Chart and figure data:
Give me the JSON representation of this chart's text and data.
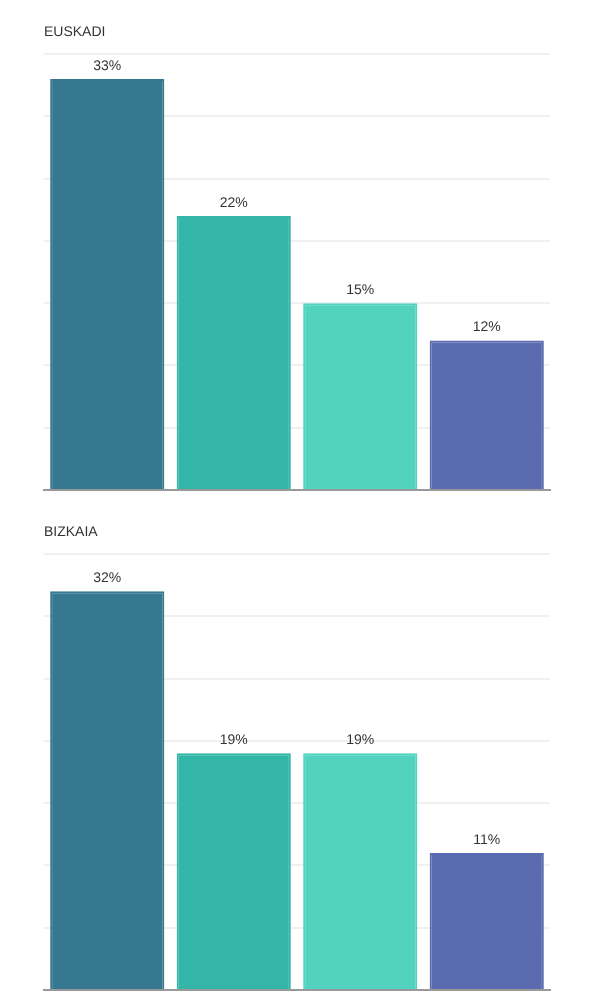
{
  "chart_data": [
    {
      "type": "bar",
      "title": "EUSKADI",
      "categories": [
        null,
        null,
        null,
        null
      ],
      "values": [
        33,
        22,
        15,
        12
      ],
      "colors": [
        "#367890",
        "#33b6a8",
        "#52d3c0",
        "#5b6baf"
      ],
      "ylim": [
        0,
        35
      ],
      "yticks": [
        {
          "value": 0,
          "label": null
        },
        {
          "value": 5,
          "label": null
        },
        {
          "value": 10,
          "label": null
        },
        {
          "value": 15,
          "label": null
        },
        {
          "value": 20,
          "label": null
        },
        {
          "value": 25,
          "label": null
        },
        {
          "value": 30,
          "label": null
        },
        {
          "value": 35,
          "label": null
        }
      ],
      "grid": "y",
      "tick_labels": false,
      "data_labels": true,
      "value_labels": [
        "33%",
        "22%",
        "15%",
        "12%"
      ],
      "legend": false
    },
    {
      "type": "bar",
      "title": "BIZKAIA",
      "categories": [
        null,
        null,
        null,
        null
      ],
      "values": [
        32,
        19,
        19,
        11
      ],
      "colors": [
        "#367890",
        "#33b6a8",
        "#52d3c0",
        "#5b6baf"
      ],
      "ylim": [
        0,
        35
      ],
      "yticks": [
        {
          "value": 0,
          "label": null
        },
        {
          "value": 5,
          "label": null
        },
        {
          "value": 10,
          "label": null
        },
        {
          "value": 15,
          "label": null
        },
        {
          "value": 20,
          "label": null
        },
        {
          "value": 25,
          "label": null
        },
        {
          "value": 30,
          "label": null
        },
        {
          "value": 35,
          "label": null
        }
      ],
      "grid": "y",
      "tick_labels": false,
      "data_labels": true,
      "value_labels": [
        "32%",
        "19%",
        "19%",
        "11%"
      ],
      "legend": false
    }
  ]
}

- What you have to do -
Without the pictures, output the full listing exactly as it stands.

- Final result -
Give me the JSON representation of this chart's text and data.
{
  "chart_data": [
    {
      "type": "bar",
      "title": "EUSKADI",
      "categories": [
        null,
        null,
        null,
        null
      ],
      "values": [
        33,
        22,
        15,
        12
      ],
      "colors": [
        "#367890",
        "#33b6a8",
        "#52d3c0",
        "#5b6baf"
      ],
      "ylim": [
        0,
        35
      ],
      "yticks": [
        {
          "value": 0,
          "label": null
        },
        {
          "value": 5,
          "label": null
        },
        {
          "value": 10,
          "label": null
        },
        {
          "value": 15,
          "label": null
        },
        {
          "value": 20,
          "label": null
        },
        {
          "value": 25,
          "label": null
        },
        {
          "value": 30,
          "label": null
        },
        {
          "value": 35,
          "label": null
        }
      ],
      "grid": "y",
      "tick_labels": false,
      "data_labels": true,
      "value_labels": [
        "33%",
        "22%",
        "15%",
        "12%"
      ],
      "legend": false
    },
    {
      "type": "bar",
      "title": "BIZKAIA",
      "categories": [
        null,
        null,
        null,
        null
      ],
      "values": [
        32,
        19,
        19,
        11
      ],
      "colors": [
        "#367890",
        "#33b6a8",
        "#52d3c0",
        "#5b6baf"
      ],
      "ylim": [
        0,
        35
      ],
      "yticks": [
        {
          "value": 0,
          "label": null
        },
        {
          "value": 5,
          "label": null
        },
        {
          "value": 10,
          "label": null
        },
        {
          "value": 15,
          "label": null
        },
        {
          "value": 20,
          "label": null
        },
        {
          "value": 25,
          "label": null
        },
        {
          "value": 30,
          "label": null
        },
        {
          "value": 35,
          "label": null
        }
      ],
      "grid": "y",
      "tick_labels": false,
      "data_labels": true,
      "value_labels": [
        "32%",
        "19%",
        "19%",
        "11%"
      ],
      "legend": false
    }
  ]
}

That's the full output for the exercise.